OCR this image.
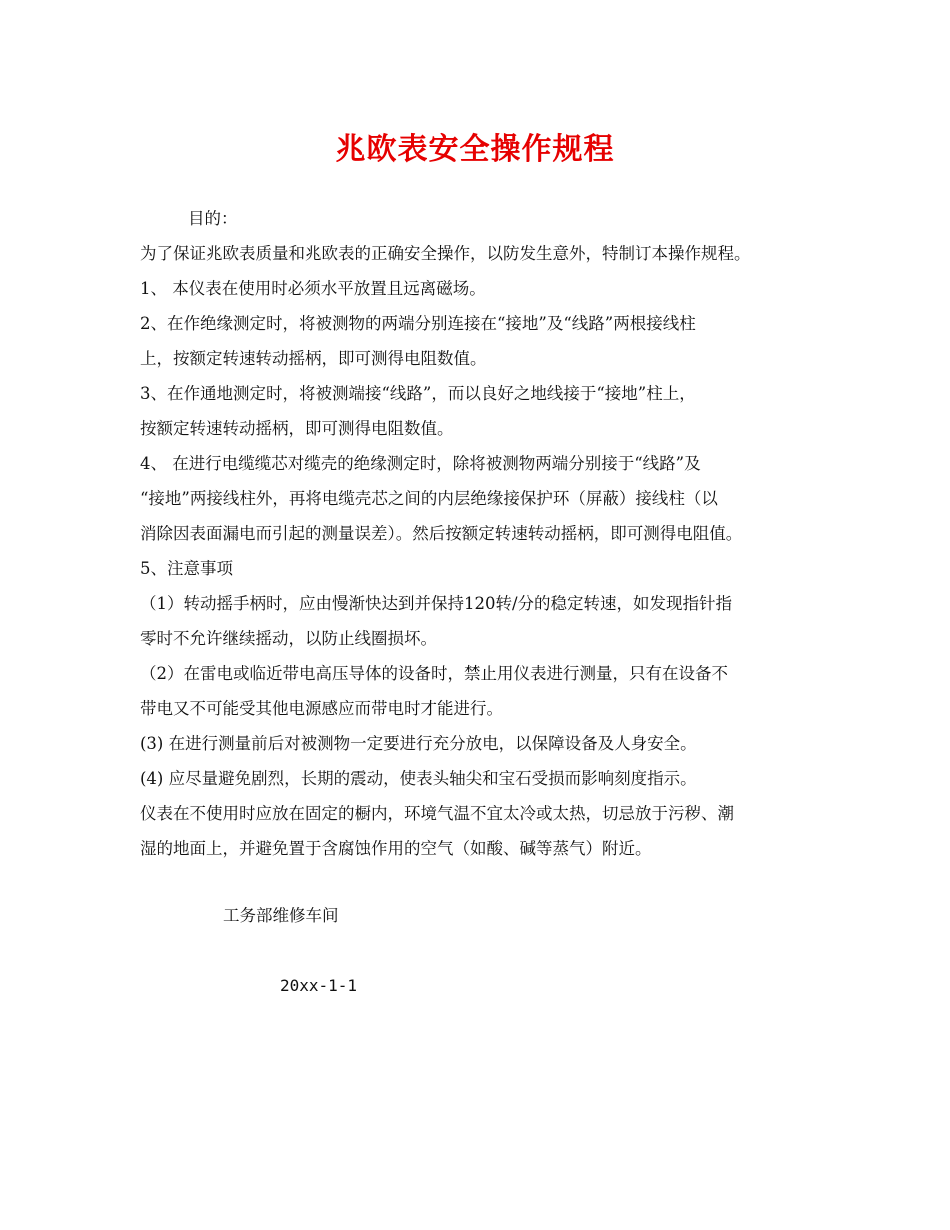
兆欧表安全操作规程

目的：

为了保证兆欧表质量和兆欧表的正确安全操作，以防发生意外，特制订本操作规程。

1、 本仪表在使用时必须水平放置且远离磁场。

2、在作绝缘测定时，将被测物的两端分别连接在“接地”及“线路”两根接线柱

上，按额定转速转动摇柄，即可测得电阻数值。

3、在作通地测定时，将被测端接“线路”，而以良好之地线接于“接地”柱上，

按额定转速转动摇柄，即可测得电阻数值。

4、 在进行电缆缆芯对缆壳的绝缘测定时，除将被测物两端分别接于“线路”及

“接地”两接线柱外，再将电缆壳芯之间的内层绝缘接保护环（屏蔽）接线柱（以

消除因表面漏电而引起的测量误差）。然后按额定转速转动摇柄，即可测得电阻值。

5、注意事项

（1）转动摇手柄时，应由慢渐快达到并保持120转/分的稳定转速，如发现指针指

零时不允许继续摇动，以防止线圈损坏。

（2）在雷电或临近带电高压导体的设备时，禁止用仪表进行测量，只有在设备不

带电又不可能受其他电源感应而带电时才能进行。

(3) 在进行测量前后对被测物一定要进行充分放电，以保障设备及人身安全。

(4) 应尽量避免剧烈，长期的震动，使表头轴尖和宝石受损而影响刻度指示。

仪表在不使用时应放在固定的橱内，环境气温不宜太冷或太热，切忌放于污秽、潮

湿的地面上，并避免置于含腐蚀作用的空气（如酸、碱等蒸气）附近。

工务部维修车间

20xx-1-1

══════════════════════════════

→ **Task goal**
Check each line above for "即可测得电阻数值" and return the ones that have it.

→ **Full output**
上，按额定转速转动摇柄，即可测得电阻数值。
按额定转速转动摇柄，即可测得电阻数值。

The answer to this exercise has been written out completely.